→ **Stated exercise**
Answer with a single number: the count of lines that hold "JSON".
----- Dataset content
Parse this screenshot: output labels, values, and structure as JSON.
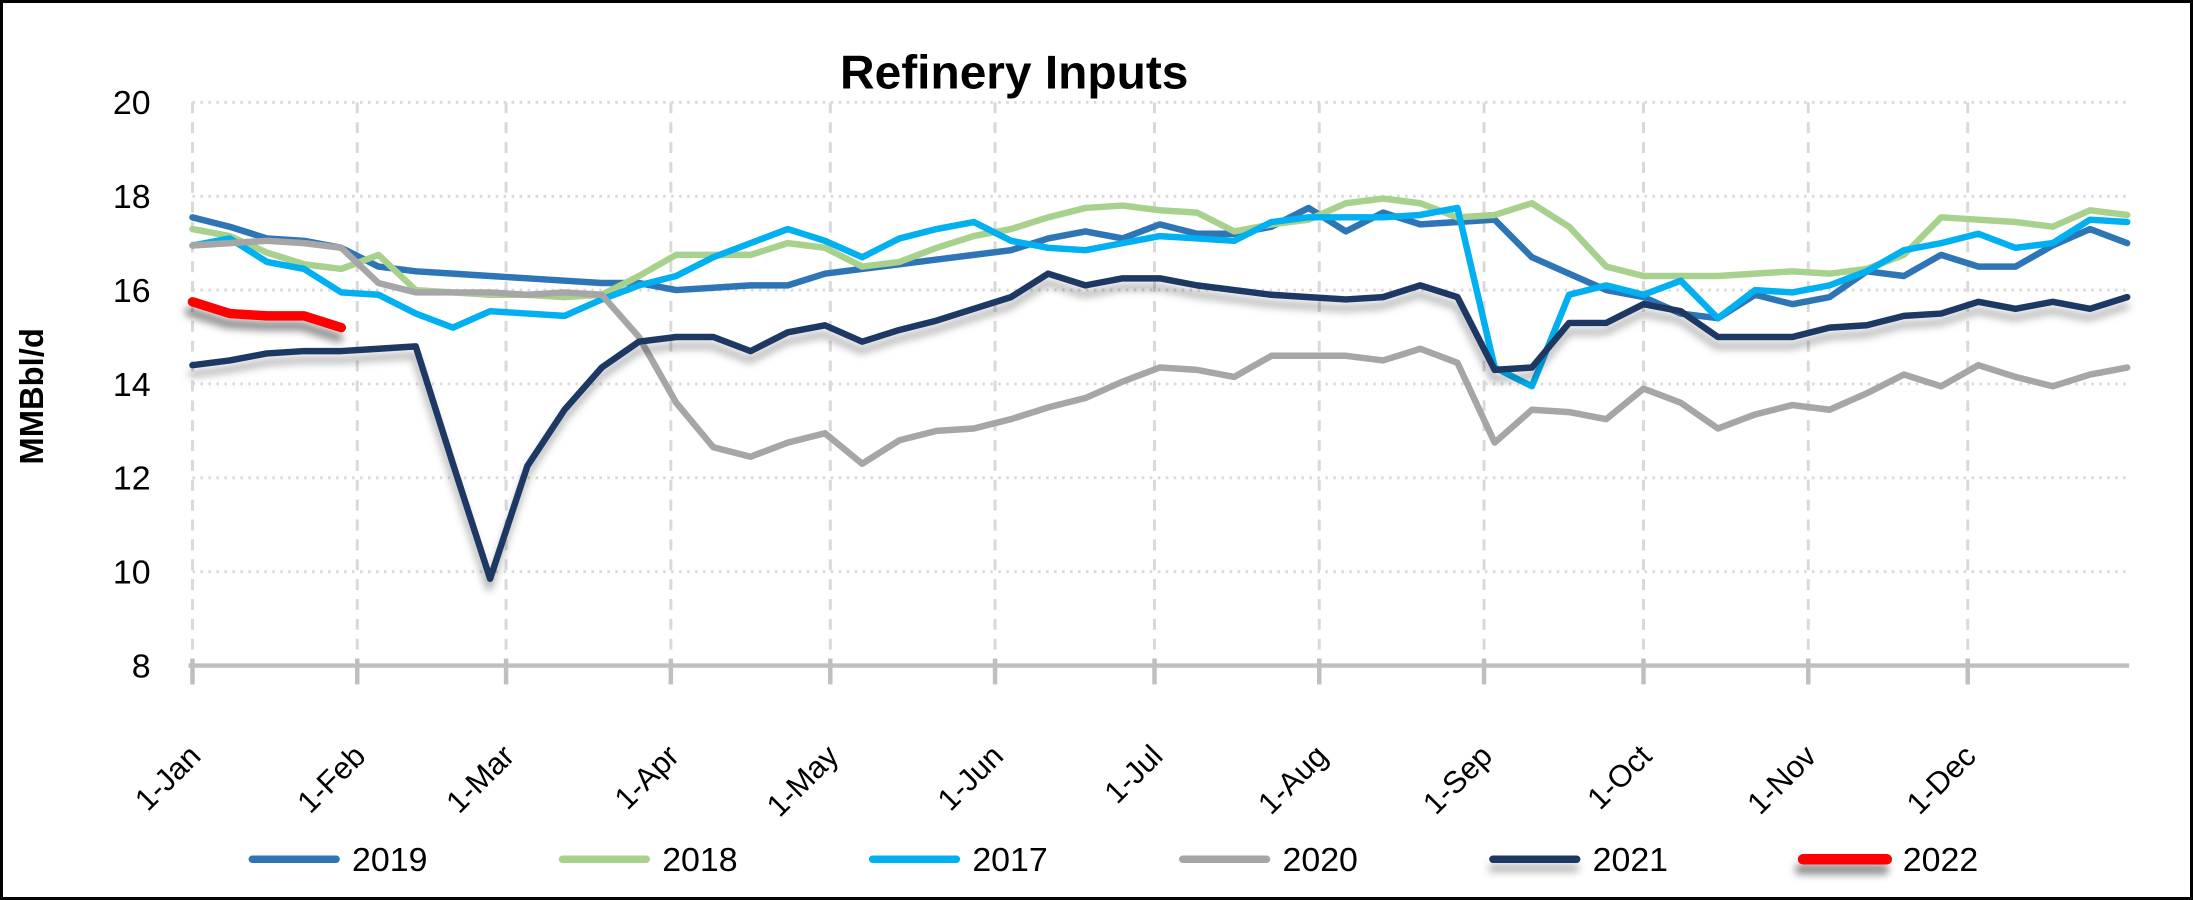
{
  "title": "Refinery Inputs",
  "y_axis": {
    "label": "MMBbl/d",
    "min": 8,
    "max": 20,
    "tick_step": 2,
    "tick_values": [
      20,
      18,
      16,
      14,
      12,
      10,
      8
    ]
  },
  "x_axis": {
    "tick_labels": [
      "1-Jan",
      "1-Feb",
      "1-Mar",
      "1-Apr",
      "1-May",
      "1-Jun",
      "1-Jul",
      "1-Aug",
      "1-Sep",
      "1-Oct",
      "1-Nov",
      "1-Dec"
    ],
    "tick_days": [
      0,
      31,
      59,
      90,
      120,
      151,
      181,
      212,
      243,
      273,
      304,
      334
    ],
    "total_days": 364
  },
  "legend": {
    "position": "bottom",
    "items": [
      "2019",
      "2018",
      "2017",
      "2020",
      "2021",
      "2022"
    ]
  },
  "chart_data": {
    "type": "line",
    "title": "Refinery Inputs",
    "xlabel": "",
    "ylabel": "MMBbl/d",
    "ylim": [
      8,
      20
    ],
    "grid": true,
    "gridline_color": "#D9D9D9",
    "axis_color": "#BFBFBF",
    "background_color": "#FFFFFF",
    "x_unit": "weekly",
    "week_interval_days": 7,
    "legend_position": "bottom",
    "series": [
      {
        "name": "2019",
        "color": "#2E75B6",
        "line_width": 6.5,
        "shadow": false,
        "values": [
          17.55,
          17.35,
          17.1,
          17.05,
          16.9,
          16.5,
          16.4,
          16.35,
          16.3,
          16.25,
          16.2,
          16.15,
          16.15,
          16.0,
          16.05,
          16.1,
          16.1,
          16.35,
          16.45,
          16.55,
          16.65,
          16.75,
          16.85,
          17.1,
          17.25,
          17.1,
          17.4,
          17.2,
          17.2,
          17.35,
          17.75,
          17.25,
          17.65,
          17.4,
          17.45,
          17.5,
          16.7,
          16.35,
          16.0,
          15.85,
          15.5,
          15.4,
          15.9,
          15.7,
          15.85,
          16.4,
          16.3,
          16.75,
          16.5,
          16.5,
          16.95,
          17.3,
          17.0
        ]
      },
      {
        "name": "2018",
        "color": "#A9D18E",
        "line_width": 6.5,
        "shadow": false,
        "values": [
          17.3,
          17.15,
          16.8,
          16.55,
          16.45,
          16.75,
          16.0,
          15.95,
          15.9,
          15.9,
          15.85,
          15.9,
          16.3,
          16.75,
          16.75,
          16.75,
          17.0,
          16.9,
          16.5,
          16.6,
          16.9,
          17.15,
          17.3,
          17.55,
          17.75,
          17.8,
          17.7,
          17.65,
          17.25,
          17.4,
          17.5,
          17.85,
          17.95,
          17.85,
          17.55,
          17.6,
          17.85,
          17.35,
          16.5,
          16.3,
          16.3,
          16.3,
          16.35,
          16.4,
          16.35,
          16.45,
          16.75,
          17.55,
          17.5,
          17.45,
          17.35,
          17.7,
          17.6
        ]
      },
      {
        "name": "2017",
        "color": "#00B0F0",
        "line_width": 6.5,
        "shadow": false,
        "values": [
          16.95,
          17.1,
          16.6,
          16.45,
          15.95,
          15.9,
          15.5,
          15.2,
          15.55,
          15.5,
          15.45,
          15.8,
          16.1,
          16.3,
          16.7,
          17.0,
          17.3,
          17.05,
          16.7,
          17.1,
          17.3,
          17.45,
          17.05,
          16.9,
          16.85,
          17.0,
          17.15,
          17.1,
          17.05,
          17.45,
          17.55,
          17.55,
          17.55,
          17.6,
          17.75,
          14.35,
          13.95,
          15.9,
          16.1,
          15.9,
          16.2,
          15.4,
          16.0,
          15.95,
          16.1,
          16.4,
          16.85,
          17.0,
          17.2,
          16.9,
          17.0,
          17.5,
          17.45
        ]
      },
      {
        "name": "2020",
        "color": "#A6A6A6",
        "line_width": 6.5,
        "shadow": false,
        "values": [
          16.95,
          17.0,
          17.05,
          17.0,
          16.9,
          16.15,
          15.95,
          15.95,
          15.95,
          15.9,
          15.95,
          15.9,
          15.0,
          13.6,
          12.65,
          12.45,
          12.75,
          12.95,
          12.3,
          12.8,
          13.0,
          13.05,
          13.25,
          13.5,
          13.7,
          14.05,
          14.35,
          14.3,
          14.15,
          14.6,
          14.6,
          14.6,
          14.5,
          14.75,
          14.45,
          12.75,
          13.45,
          13.4,
          13.25,
          13.9,
          13.6,
          13.05,
          13.35,
          13.55,
          13.45,
          13.8,
          14.2,
          13.95,
          14.4,
          14.15,
          13.95,
          14.2,
          14.35
        ]
      },
      {
        "name": "2021",
        "color": "#1F3864",
        "line_width": 6.5,
        "shadow": "soft",
        "values": [
          14.4,
          14.5,
          14.65,
          14.7,
          14.7,
          14.75,
          14.8,
          12.3,
          9.85,
          12.25,
          13.45,
          14.35,
          14.9,
          15.0,
          15.0,
          14.7,
          15.1,
          15.25,
          14.9,
          15.15,
          15.35,
          15.6,
          15.85,
          16.35,
          16.1,
          16.25,
          16.25,
          16.1,
          16.0,
          15.9,
          15.85,
          15.8,
          15.85,
          16.1,
          15.85,
          14.3,
          14.35,
          15.3,
          15.3,
          15.7,
          15.55,
          15.0,
          15.0,
          15.0,
          15.2,
          15.25,
          15.45,
          15.5,
          15.75,
          15.6,
          15.75,
          15.6,
          15.85
        ]
      },
      {
        "name": "2022",
        "color": "#FF0000",
        "line_width": 9.5,
        "shadow": "strong",
        "values": [
          15.75,
          15.5,
          15.45,
          15.45,
          15.2
        ]
      }
    ]
  }
}
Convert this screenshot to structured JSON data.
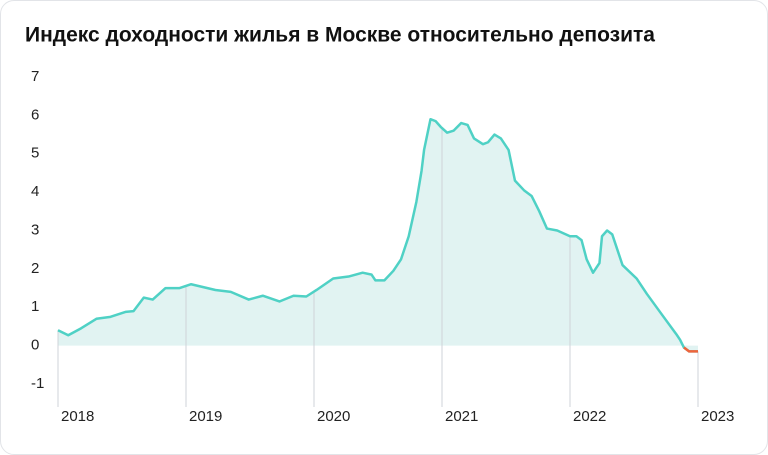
{
  "chart_data": {
    "type": "area-line",
    "title": "Индекс доходности жилья в Москве относительно депозита",
    "x": [
      2018.0,
      2018.08,
      2018.18,
      2018.3,
      2018.41,
      2018.53,
      2018.59,
      2018.67,
      2018.74,
      2018.84,
      2018.95,
      2019.04,
      2019.23,
      2019.35,
      2019.49,
      2019.6,
      2019.73,
      2019.84,
      2019.94,
      2020.02,
      2020.15,
      2020.27,
      2020.38,
      2020.45,
      2020.48,
      2020.55,
      2020.62,
      2020.68,
      2020.74,
      2020.8,
      2020.84,
      2020.86,
      2020.91,
      2020.95,
      2020.99,
      2021.04,
      2021.09,
      2021.15,
      2021.2,
      2021.25,
      2021.32,
      2021.36,
      2021.41,
      2021.46,
      2021.52,
      2021.57,
      2021.64,
      2021.7,
      2021.76,
      2021.82,
      2021.9,
      2022.0,
      2022.05,
      2022.09,
      2022.13,
      2022.18,
      2022.23,
      2022.25,
      2022.29,
      2022.33,
      2022.37,
      2022.41,
      2022.52,
      2022.6,
      2022.72,
      2022.83,
      2022.86,
      2022.89,
      2022.93,
      2023.0
    ],
    "values": [
      0.4,
      0.27,
      0.45,
      0.7,
      0.75,
      0.88,
      0.9,
      1.25,
      1.2,
      1.5,
      1.5,
      1.6,
      1.45,
      1.4,
      1.2,
      1.3,
      1.15,
      1.3,
      1.28,
      1.45,
      1.75,
      1.8,
      1.9,
      1.85,
      1.7,
      1.7,
      1.95,
      2.25,
      2.85,
      3.75,
      4.55,
      5.1,
      5.9,
      5.85,
      5.7,
      5.55,
      5.6,
      5.8,
      5.75,
      5.4,
      5.25,
      5.3,
      5.5,
      5.4,
      5.1,
      4.3,
      4.05,
      3.9,
      3.5,
      3.05,
      3.0,
      2.85,
      2.85,
      2.75,
      2.25,
      1.9,
      2.15,
      2.85,
      3.0,
      2.9,
      2.5,
      2.1,
      1.75,
      1.35,
      0.8,
      0.3,
      0.15,
      -0.05,
      -0.15,
      -0.15
    ],
    "color": "#4fd1c5",
    "fill_color": "#e1f3f2",
    "negative_color": "#f0643c",
    "xlim": [
      2018,
      2023
    ],
    "xticks": [
      2018,
      2019,
      2020,
      2021,
      2022,
      2023
    ],
    "ylim": [
      -1,
      7
    ],
    "yticks": [
      -1,
      0,
      1,
      2,
      3,
      4,
      5,
      6,
      7
    ]
  }
}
----------
→ **Reply to the exercise**
2